▶ Exercise requirements
1. In the Kaminski interview, why did Kevin Kaminski get the nickname "Killer"?
2. Copy a passage from the Kaminski interview word for word, beginning at the words "WC.com: How exactly" and stopping after "for the Capitals?".

▶ Text segment
Alumni Spotlight: Kevin Kaminski
[WashingtonCaps.com continues the summer seiries "Alumni Spotlight," where WashingtonCaps.com interviews former Washington Capitals players. Previous Alumni Spotlights include Dennis Maruk, Scott Walker, Brian Pothier, Chris Clark, Ken Klee, Matt Pettinger, Ben Clymer, Bryan Muir, Jamie Heward, Brendan Witt and Anson Carter.]
WashingtonCaps.com (WC.com): You were traded to the Capitals prior to the 93-94 season. What were you thinking when you heard you were headed to Washington?
Kevin Kaminski (KK): I was very excited. I think I was with the Quebec organization for four years and had a handful of games there. I guess what happened was Barry Trotz came to visit me in Saskatoon and went to lunch with him, and it just seemed like an exciting opportunity to go play in the NHL. Obviously it worked out, and I was excited about the players they had and was hoping to fit in at some point.
WC.com: How exactly did you earn the nickname “Killer”?
KK: I guess I got that nickname when I was about 15 years old. I had moved away to Saskatoon, I was playing AAA Midget. I liked the physical side and I was told to take the body. We were playing our rivals, the Saskatoon Contacts and I was on the Saskatoon Blazers. The goalie came out to play the puck and it was a race to play it, and instead of taking the puck I played the body. I basically knocked him [the goaltender] out, we had a big brawl, and after that I got the nickname ‘Killer’. No one had said not to take the body against the goalie.
WC.com: What do you remember most about playing for the Capitals?
KK: I was given a great opportunity to play there. I played the one game with the Minnesota North Stars, then a handful with Quebec, but my goal was to get to the NHL and stay there, and it finally happened. Obviously it’s an honor to play in the NHL, but I have great memories with the guys: scoring my first goal, really getting involved with the community, doing lots of charity. It’s were I called home for three years. It was a great experience with a great organization. My partner in crime, Craig Berube, along with Dale Hunter, we had a lot of fun on and off the ice. I just enjoyed my time in the D.C. area.

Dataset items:
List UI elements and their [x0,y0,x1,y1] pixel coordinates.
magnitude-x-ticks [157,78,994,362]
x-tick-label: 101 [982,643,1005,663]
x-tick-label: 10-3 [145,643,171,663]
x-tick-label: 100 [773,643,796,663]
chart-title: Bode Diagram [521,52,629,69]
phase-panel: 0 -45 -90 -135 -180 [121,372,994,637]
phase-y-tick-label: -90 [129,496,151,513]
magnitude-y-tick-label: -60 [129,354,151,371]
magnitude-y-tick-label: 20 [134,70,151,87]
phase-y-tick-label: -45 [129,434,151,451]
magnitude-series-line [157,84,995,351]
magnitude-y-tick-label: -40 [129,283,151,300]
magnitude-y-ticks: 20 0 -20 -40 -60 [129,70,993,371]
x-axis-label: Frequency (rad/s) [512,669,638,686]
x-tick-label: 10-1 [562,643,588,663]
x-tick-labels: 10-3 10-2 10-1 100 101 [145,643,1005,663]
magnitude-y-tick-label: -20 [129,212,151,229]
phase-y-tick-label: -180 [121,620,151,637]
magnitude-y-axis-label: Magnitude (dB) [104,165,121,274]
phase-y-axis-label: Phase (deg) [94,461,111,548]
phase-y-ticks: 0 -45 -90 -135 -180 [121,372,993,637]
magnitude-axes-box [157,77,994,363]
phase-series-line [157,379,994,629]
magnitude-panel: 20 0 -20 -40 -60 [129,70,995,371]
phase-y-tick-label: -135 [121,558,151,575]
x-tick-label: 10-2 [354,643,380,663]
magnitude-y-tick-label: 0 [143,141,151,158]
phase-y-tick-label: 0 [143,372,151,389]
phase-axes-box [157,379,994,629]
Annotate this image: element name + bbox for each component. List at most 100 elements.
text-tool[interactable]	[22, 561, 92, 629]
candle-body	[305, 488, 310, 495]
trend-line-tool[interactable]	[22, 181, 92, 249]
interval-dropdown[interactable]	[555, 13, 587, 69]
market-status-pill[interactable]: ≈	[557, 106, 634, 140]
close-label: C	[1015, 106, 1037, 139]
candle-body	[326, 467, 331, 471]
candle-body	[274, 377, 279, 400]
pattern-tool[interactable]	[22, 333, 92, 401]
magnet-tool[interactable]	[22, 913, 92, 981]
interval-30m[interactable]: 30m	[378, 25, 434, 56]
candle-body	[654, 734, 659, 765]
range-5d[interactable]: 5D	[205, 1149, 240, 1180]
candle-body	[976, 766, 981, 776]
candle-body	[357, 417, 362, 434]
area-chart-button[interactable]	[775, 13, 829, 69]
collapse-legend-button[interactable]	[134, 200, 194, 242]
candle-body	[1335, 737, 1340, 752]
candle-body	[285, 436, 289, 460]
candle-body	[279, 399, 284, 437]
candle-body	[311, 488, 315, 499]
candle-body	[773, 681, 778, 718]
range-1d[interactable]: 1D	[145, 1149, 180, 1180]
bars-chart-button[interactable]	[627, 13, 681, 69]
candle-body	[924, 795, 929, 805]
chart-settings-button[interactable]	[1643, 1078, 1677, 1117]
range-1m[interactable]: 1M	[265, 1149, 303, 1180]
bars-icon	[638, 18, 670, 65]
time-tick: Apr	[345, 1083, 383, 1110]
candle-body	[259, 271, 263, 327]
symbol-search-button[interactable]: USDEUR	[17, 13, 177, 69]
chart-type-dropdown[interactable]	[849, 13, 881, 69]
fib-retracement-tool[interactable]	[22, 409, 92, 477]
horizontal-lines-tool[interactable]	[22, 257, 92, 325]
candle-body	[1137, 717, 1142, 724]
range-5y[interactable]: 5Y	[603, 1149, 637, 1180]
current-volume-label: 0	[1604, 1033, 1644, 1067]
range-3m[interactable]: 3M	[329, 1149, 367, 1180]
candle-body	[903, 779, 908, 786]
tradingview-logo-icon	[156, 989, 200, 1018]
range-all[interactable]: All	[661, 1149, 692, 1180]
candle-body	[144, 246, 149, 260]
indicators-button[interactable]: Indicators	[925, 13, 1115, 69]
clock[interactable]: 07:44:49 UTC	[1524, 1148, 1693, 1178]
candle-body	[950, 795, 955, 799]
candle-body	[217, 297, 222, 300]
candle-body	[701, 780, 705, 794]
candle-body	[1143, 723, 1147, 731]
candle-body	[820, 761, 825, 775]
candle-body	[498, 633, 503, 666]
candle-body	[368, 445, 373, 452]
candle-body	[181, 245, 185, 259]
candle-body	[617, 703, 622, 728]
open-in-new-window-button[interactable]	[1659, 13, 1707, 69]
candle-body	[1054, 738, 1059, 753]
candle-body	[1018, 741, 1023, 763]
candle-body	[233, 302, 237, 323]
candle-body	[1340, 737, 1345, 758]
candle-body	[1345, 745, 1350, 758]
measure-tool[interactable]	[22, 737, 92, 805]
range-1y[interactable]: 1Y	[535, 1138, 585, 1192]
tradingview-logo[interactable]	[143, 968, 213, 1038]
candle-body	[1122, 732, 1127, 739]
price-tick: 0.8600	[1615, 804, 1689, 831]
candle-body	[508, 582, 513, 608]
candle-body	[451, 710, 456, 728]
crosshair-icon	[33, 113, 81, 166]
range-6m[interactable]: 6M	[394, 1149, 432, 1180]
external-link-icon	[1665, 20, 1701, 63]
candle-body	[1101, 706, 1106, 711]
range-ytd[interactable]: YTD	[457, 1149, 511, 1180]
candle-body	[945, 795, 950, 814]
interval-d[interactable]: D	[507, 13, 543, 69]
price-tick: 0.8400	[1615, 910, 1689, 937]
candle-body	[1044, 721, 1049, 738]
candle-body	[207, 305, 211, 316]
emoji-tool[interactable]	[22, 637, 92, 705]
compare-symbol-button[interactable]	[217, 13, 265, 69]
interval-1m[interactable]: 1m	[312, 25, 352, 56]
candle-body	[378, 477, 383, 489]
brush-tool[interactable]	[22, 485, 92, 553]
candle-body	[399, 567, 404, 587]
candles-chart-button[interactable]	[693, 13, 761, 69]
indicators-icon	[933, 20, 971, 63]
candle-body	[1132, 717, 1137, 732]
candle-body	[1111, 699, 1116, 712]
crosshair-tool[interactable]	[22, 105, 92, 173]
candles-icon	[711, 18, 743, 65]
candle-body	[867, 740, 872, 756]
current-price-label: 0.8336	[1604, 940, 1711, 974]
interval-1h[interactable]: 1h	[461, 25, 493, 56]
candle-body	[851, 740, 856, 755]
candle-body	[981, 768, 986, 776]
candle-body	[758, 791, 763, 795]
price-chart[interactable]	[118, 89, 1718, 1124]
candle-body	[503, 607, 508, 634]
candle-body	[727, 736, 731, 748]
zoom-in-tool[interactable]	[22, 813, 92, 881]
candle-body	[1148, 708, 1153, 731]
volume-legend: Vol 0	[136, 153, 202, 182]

▶ List of answers
1. When he was about 15 and playing for the Saskatoon Blazers against the Saskatoon Contacts, the goalie came out to play the puck, and Kaminski played the body instead of the puck. He basically knocked the goaltender out, a big brawl followed, and after that he got the nickname "Killer."

2.
WC.com: How exactly did you earn the nickname “Killer”?
KK: I guess I got that nickname when I was about 15 years old. I had moved away to Saskatoon, I was playing AAA Midget. I liked the physical side and I was told to take the body. We were playing our rivals, the Saskatoon Contacts and I was on the Saskatoon Blazers. The goalie came out to play the puck and it was a race to play it, and instead of taking the puck I played the body. I basically knocked him [the goaltender] out, we had a big brawl, and after that I got the nickname ‘Killer’. No one had said not to take the body against the goalie.
WC.com: What do you remember most about playing for the Capitals?